**Short problem:**
Print every record below exactly as written.

**The data:**
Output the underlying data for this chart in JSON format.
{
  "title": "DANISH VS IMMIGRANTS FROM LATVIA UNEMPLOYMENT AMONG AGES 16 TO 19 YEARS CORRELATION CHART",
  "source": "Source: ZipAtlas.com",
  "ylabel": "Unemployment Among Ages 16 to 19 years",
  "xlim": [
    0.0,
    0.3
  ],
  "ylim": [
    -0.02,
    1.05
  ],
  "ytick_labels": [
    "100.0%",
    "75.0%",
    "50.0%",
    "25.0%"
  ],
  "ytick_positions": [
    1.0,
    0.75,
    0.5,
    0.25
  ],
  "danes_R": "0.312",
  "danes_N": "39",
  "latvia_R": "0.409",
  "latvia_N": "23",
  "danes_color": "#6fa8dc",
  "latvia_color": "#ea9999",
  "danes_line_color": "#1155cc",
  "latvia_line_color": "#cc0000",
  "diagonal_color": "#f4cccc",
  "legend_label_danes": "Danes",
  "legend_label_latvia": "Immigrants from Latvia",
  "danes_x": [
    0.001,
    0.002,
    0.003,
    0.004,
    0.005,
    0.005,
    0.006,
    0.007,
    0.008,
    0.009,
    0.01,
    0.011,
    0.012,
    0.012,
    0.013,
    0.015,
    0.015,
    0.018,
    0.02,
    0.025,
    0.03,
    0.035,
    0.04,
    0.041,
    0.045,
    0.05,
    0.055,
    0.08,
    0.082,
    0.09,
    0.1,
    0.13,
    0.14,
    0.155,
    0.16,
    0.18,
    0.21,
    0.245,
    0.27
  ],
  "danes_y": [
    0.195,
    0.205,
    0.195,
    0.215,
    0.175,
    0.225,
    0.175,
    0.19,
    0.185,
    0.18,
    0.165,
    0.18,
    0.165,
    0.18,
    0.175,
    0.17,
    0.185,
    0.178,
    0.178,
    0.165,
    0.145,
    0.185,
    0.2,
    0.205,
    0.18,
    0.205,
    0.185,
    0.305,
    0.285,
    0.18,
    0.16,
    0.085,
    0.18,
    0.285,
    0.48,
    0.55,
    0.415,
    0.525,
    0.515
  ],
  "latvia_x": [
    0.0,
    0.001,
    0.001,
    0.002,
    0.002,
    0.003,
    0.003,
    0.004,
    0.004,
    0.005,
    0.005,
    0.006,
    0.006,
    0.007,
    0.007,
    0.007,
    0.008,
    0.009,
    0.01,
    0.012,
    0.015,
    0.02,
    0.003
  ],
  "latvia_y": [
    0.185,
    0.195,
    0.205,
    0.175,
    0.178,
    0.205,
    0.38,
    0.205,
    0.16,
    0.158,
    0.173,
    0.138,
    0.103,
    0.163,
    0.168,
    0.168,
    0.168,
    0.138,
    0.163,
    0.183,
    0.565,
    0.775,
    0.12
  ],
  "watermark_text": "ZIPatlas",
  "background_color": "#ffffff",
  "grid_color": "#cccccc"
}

**Reply to the exercise:**
Output the underlying data for this chart in JSON format.
{
  "title": "DANISH VS IMMIGRANTS FROM LATVIA UNEMPLOYMENT AMONG AGES 16 TO 19 YEARS CORRELATION CHART",
  "source": "Source: ZipAtlas.com",
  "ylabel": "Unemployment Among Ages 16 to 19 years",
  "xlim": [
    0.0,
    0.3
  ],
  "ylim": [
    -0.02,
    1.05
  ],
  "ytick_labels": [
    "100.0%",
    "75.0%",
    "50.0%",
    "25.0%"
  ],
  "ytick_positions": [
    1.0,
    0.75,
    0.5,
    0.25
  ],
  "danes_R": "0.312",
  "danes_N": "39",
  "latvia_R": "0.409",
  "latvia_N": "23",
  "danes_color": "#6fa8dc",
  "latvia_color": "#ea9999",
  "danes_line_color": "#1155cc",
  "latvia_line_color": "#cc0000",
  "diagonal_color": "#f4cccc",
  "legend_label_danes": "Danes",
  "legend_label_latvia": "Immigrants from Latvia",
  "danes_x": [
    0.001,
    0.002,
    0.003,
    0.004,
    0.005,
    0.005,
    0.006,
    0.007,
    0.008,
    0.009,
    0.01,
    0.011,
    0.012,
    0.012,
    0.013,
    0.015,
    0.015,
    0.018,
    0.02,
    0.025,
    0.03,
    0.035,
    0.04,
    0.041,
    0.045,
    0.05,
    0.055,
    0.08,
    0.082,
    0.09,
    0.1,
    0.13,
    0.14,
    0.155,
    0.16,
    0.18,
    0.21,
    0.245,
    0.27
  ],
  "danes_y": [
    0.195,
    0.205,
    0.195,
    0.215,
    0.175,
    0.225,
    0.175,
    0.19,
    0.185,
    0.18,
    0.165,
    0.18,
    0.165,
    0.18,
    0.175,
    0.17,
    0.185,
    0.178,
    0.178,
    0.165,
    0.145,
    0.185,
    0.2,
    0.205,
    0.18,
    0.205,
    0.185,
    0.305,
    0.285,
    0.18,
    0.16,
    0.085,
    0.18,
    0.285,
    0.48,
    0.55,
    0.415,
    0.525,
    0.515
  ],
  "latvia_x": [
    0.0,
    0.001,
    0.001,
    0.002,
    0.002,
    0.003,
    0.003,
    0.004,
    0.004,
    0.005,
    0.005,
    0.006,
    0.006,
    0.007,
    0.007,
    0.007,
    0.008,
    0.009,
    0.01,
    0.012,
    0.015,
    0.02,
    0.003
  ],
  "latvia_y": [
    0.185,
    0.195,
    0.205,
    0.175,
    0.178,
    0.205,
    0.38,
    0.205,
    0.16,
    0.158,
    0.173,
    0.138,
    0.103,
    0.163,
    0.168,
    0.168,
    0.168,
    0.138,
    0.163,
    0.183,
    0.565,
    0.775,
    0.12
  ],
  "watermark_text": "ZIPatlas",
  "background_color": "#ffffff",
  "grid_color": "#cccccc"
}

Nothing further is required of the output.